=== Data provided ===

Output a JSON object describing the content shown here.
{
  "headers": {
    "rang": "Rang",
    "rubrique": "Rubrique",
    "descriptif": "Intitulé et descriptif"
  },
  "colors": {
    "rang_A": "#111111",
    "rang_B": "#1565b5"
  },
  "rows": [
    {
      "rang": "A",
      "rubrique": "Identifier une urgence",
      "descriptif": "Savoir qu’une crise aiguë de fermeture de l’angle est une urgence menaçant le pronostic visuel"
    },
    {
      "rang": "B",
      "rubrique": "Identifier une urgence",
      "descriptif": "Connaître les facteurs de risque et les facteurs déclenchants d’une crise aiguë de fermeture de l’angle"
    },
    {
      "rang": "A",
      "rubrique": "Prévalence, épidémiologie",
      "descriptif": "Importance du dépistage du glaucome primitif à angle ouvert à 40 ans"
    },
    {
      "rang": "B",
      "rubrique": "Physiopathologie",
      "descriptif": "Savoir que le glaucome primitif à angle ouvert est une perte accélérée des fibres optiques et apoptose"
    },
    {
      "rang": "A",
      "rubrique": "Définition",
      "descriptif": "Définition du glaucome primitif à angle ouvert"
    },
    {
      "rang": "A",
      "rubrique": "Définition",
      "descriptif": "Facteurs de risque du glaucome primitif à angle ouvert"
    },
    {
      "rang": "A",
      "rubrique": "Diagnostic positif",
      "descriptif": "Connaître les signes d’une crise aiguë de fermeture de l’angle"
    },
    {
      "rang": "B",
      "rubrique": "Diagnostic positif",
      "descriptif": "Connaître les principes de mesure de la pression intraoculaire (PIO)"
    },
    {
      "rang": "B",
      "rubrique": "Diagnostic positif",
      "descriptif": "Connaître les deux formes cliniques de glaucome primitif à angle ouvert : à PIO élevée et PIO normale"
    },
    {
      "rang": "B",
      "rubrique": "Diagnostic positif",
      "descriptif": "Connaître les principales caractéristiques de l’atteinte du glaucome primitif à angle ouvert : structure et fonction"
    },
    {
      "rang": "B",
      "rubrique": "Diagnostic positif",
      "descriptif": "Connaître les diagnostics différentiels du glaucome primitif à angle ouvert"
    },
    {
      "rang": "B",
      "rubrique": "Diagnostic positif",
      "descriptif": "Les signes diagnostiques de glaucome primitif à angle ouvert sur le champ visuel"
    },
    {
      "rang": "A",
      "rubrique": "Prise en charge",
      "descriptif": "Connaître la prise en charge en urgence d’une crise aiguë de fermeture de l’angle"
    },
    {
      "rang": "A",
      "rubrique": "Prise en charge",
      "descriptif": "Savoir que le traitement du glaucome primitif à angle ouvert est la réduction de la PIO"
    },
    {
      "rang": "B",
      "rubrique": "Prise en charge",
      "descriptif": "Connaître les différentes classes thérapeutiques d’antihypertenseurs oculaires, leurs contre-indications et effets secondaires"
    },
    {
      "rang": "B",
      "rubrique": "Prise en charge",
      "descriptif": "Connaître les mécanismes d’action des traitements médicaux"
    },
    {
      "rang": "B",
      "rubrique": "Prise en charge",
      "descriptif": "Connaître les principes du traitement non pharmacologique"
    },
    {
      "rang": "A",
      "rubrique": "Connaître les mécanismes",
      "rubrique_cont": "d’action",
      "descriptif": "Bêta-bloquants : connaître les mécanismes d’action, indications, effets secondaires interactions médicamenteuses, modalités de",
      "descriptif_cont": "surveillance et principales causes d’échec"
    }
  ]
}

===

### Short problem:
Pick every line with "ouvert" in it and copy it.

### Answer for the task:
      "descriptif": "Importance du dépistage du glaucome primitif à angle ouvert à 40 ans"
      "descriptif": "Savoir que le glaucome primitif à angle ouvert est une perte accélérée des fibres optiques et apoptose"
      "descriptif": "Définition du glaucome primitif à angle ouvert"
      "descriptif": "Facteurs de risque du glaucome primitif à angle ouvert"
      "descriptif": "Connaître les deux formes cliniques de glaucome primitif à angle ouvert : à PIO élevée et PIO normale"
      "descriptif": "Connaître les principales caractéristiques de l’atteinte du glaucome primitif à angle ouvert : structure et fonction"
      "descriptif": "Connaître les diagnostics différentiels du glaucome primitif à angle ouvert"
      "descriptif": "Les signes diagnostiques de glaucome primitif à angle ouvert sur le champ visuel"
      "descriptif": "Savoir que le traitement du glaucome primitif à angle ouvert est la réduction de la PIO"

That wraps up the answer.